__Aim__: Identify the lines that contain the word "area", then copy them.

###

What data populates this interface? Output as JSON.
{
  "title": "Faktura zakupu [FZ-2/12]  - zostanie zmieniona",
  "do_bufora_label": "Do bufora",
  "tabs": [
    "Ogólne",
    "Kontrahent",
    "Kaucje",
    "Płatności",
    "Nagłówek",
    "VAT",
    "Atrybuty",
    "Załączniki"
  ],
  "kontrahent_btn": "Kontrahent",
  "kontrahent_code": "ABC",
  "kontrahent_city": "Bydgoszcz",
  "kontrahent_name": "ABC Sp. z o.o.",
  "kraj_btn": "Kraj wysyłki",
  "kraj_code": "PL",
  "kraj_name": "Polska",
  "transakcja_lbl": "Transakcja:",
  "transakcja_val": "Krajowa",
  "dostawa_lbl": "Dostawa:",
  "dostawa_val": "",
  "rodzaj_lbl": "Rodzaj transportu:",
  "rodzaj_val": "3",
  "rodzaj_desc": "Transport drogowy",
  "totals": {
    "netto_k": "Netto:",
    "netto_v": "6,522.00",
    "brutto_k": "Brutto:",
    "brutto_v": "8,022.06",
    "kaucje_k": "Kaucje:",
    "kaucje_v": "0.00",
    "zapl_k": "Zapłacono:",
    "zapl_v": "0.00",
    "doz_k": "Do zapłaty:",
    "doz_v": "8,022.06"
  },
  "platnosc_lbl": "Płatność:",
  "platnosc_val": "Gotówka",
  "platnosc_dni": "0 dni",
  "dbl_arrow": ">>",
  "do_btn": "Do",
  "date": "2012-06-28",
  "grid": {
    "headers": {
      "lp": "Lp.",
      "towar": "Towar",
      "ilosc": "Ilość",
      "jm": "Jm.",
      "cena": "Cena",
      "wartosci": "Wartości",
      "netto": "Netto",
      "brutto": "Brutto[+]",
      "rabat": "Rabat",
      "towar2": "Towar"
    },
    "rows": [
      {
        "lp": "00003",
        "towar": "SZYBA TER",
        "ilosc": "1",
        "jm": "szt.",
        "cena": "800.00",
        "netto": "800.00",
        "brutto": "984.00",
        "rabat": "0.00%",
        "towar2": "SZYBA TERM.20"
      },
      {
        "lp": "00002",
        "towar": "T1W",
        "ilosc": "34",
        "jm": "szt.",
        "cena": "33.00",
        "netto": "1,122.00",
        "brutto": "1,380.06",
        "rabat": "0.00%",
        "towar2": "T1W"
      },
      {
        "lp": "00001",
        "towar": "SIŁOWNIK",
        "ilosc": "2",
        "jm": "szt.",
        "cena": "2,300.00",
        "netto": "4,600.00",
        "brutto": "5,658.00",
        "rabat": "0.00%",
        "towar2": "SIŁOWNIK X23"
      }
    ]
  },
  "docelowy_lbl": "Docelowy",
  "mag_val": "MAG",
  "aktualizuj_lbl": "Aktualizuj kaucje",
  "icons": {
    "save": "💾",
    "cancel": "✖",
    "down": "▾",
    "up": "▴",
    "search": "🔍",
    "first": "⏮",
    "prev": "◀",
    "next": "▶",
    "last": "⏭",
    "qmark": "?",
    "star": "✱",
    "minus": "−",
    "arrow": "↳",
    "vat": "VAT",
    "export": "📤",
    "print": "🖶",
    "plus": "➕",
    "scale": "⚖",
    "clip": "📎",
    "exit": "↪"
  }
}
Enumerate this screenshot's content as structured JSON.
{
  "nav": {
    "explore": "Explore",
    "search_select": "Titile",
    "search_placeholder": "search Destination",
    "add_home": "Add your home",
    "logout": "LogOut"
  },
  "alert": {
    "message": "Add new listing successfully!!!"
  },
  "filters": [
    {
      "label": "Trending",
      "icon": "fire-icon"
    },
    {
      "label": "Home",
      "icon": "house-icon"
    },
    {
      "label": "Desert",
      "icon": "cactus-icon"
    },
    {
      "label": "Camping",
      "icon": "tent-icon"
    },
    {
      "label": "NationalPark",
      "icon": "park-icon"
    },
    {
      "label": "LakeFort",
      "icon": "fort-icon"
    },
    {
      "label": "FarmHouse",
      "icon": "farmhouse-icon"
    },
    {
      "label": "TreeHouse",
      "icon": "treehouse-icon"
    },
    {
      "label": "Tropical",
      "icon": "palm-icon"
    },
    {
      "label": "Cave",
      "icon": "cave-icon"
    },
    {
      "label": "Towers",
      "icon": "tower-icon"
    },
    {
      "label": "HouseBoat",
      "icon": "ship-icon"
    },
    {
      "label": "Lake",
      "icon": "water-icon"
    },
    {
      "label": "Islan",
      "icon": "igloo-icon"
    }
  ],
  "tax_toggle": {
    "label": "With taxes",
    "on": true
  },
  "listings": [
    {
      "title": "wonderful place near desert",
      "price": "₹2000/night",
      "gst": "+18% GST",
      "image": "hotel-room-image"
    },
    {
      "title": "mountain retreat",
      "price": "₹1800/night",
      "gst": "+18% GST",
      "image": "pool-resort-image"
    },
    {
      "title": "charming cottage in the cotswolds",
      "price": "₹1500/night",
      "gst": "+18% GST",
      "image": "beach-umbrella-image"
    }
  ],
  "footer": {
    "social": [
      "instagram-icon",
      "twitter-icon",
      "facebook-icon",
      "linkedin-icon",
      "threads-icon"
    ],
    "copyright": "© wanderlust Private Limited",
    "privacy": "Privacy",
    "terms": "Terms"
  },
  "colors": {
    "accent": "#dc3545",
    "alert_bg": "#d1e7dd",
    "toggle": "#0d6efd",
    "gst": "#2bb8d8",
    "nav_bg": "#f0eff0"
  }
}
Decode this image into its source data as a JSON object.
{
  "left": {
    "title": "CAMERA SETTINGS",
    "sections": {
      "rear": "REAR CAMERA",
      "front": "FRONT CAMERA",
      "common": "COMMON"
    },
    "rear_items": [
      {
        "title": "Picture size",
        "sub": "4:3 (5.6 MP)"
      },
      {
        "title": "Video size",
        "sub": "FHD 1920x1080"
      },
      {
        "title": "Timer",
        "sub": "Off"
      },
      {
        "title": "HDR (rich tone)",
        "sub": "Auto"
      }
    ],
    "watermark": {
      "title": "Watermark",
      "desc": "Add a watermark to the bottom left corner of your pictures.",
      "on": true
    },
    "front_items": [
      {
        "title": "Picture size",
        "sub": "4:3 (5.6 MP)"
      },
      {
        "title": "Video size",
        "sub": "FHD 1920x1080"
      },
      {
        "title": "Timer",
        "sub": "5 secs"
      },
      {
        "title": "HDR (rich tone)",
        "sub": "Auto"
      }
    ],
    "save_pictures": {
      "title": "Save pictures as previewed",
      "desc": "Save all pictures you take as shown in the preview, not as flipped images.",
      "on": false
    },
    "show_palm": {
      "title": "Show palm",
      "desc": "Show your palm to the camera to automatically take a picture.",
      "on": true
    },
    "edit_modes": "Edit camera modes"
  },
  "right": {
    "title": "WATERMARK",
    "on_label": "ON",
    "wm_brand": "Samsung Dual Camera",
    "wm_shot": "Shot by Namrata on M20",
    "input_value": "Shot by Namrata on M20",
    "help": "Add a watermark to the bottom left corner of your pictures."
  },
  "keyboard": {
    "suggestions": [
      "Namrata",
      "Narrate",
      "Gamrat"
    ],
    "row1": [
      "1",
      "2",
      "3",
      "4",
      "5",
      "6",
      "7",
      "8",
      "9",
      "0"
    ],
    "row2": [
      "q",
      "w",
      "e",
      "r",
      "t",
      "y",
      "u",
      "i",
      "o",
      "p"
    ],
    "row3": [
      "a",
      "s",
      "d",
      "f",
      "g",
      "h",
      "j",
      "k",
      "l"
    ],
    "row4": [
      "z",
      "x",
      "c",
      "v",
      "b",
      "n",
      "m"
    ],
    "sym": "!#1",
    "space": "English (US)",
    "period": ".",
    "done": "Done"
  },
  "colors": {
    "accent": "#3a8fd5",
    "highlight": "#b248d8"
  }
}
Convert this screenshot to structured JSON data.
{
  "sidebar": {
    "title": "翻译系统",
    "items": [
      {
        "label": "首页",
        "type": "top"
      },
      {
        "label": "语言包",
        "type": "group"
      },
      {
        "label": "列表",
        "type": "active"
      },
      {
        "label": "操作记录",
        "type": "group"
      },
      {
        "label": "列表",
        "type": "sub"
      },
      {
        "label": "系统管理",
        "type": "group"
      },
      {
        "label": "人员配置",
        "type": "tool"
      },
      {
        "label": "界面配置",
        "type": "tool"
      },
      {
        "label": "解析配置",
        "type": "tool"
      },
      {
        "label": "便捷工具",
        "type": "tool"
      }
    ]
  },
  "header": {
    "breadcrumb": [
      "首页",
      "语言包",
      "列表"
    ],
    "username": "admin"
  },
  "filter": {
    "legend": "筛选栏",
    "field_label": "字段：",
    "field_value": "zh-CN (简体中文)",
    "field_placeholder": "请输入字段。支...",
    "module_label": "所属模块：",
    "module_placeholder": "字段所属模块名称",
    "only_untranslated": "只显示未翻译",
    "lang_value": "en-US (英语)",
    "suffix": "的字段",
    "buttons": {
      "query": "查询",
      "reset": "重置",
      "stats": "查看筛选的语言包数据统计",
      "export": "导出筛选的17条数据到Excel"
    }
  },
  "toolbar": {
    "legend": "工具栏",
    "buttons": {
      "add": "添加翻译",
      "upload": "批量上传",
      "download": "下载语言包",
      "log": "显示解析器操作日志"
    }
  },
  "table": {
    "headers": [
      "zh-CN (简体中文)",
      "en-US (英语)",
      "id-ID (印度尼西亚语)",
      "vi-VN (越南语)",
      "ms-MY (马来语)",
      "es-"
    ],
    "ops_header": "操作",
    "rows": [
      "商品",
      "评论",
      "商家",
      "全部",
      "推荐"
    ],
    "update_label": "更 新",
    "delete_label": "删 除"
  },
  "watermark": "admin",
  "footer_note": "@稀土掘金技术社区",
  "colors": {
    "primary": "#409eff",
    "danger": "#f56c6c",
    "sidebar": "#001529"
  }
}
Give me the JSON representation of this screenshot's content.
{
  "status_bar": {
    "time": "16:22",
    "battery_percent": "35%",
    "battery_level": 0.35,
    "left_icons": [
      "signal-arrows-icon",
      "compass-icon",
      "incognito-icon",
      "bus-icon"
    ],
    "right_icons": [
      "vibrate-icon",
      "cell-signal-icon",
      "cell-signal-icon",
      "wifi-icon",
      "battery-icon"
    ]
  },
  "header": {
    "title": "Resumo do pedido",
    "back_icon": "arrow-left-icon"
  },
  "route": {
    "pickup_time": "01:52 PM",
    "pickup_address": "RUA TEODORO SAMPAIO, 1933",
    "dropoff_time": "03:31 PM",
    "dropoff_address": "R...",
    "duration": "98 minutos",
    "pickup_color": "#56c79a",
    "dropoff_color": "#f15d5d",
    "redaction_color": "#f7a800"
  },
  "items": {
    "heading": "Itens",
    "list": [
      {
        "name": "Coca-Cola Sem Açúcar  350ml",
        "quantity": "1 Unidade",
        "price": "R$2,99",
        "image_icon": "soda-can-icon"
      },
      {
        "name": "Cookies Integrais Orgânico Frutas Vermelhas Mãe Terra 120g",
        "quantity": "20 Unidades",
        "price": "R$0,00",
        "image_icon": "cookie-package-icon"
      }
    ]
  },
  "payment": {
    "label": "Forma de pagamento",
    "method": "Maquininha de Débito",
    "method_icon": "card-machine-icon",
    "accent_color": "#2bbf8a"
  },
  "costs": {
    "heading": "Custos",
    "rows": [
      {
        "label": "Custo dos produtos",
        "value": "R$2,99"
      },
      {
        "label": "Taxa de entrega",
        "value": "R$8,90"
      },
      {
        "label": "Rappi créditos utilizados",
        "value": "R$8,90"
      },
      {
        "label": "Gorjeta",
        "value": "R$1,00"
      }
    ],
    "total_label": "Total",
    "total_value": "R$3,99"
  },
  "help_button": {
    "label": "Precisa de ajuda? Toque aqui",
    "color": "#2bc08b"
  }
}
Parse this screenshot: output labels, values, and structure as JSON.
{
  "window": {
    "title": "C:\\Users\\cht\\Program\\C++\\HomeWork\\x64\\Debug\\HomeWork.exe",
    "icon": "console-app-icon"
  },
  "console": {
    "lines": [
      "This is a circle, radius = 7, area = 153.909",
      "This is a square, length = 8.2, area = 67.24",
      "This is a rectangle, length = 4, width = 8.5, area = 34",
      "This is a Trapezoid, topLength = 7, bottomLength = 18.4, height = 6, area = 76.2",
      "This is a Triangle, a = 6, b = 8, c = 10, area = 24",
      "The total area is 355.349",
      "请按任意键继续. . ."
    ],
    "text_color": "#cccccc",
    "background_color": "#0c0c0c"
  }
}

###

__Solution to the exercise__:
      "This is a circle, radius = 7, area = 153.909",
      "This is a square, length = 8.2, area = 67.24",
      "This is a rectangle, length = 4, width = 8.5, area = 34",
      "This is a Trapezoid, topLength = 7, bottomLength = 18.4, height = 6, area = 76.2",
      "This is a Triangle, a = 6, b = 8, c = 10, area = 24",
      "The total area is 355.349",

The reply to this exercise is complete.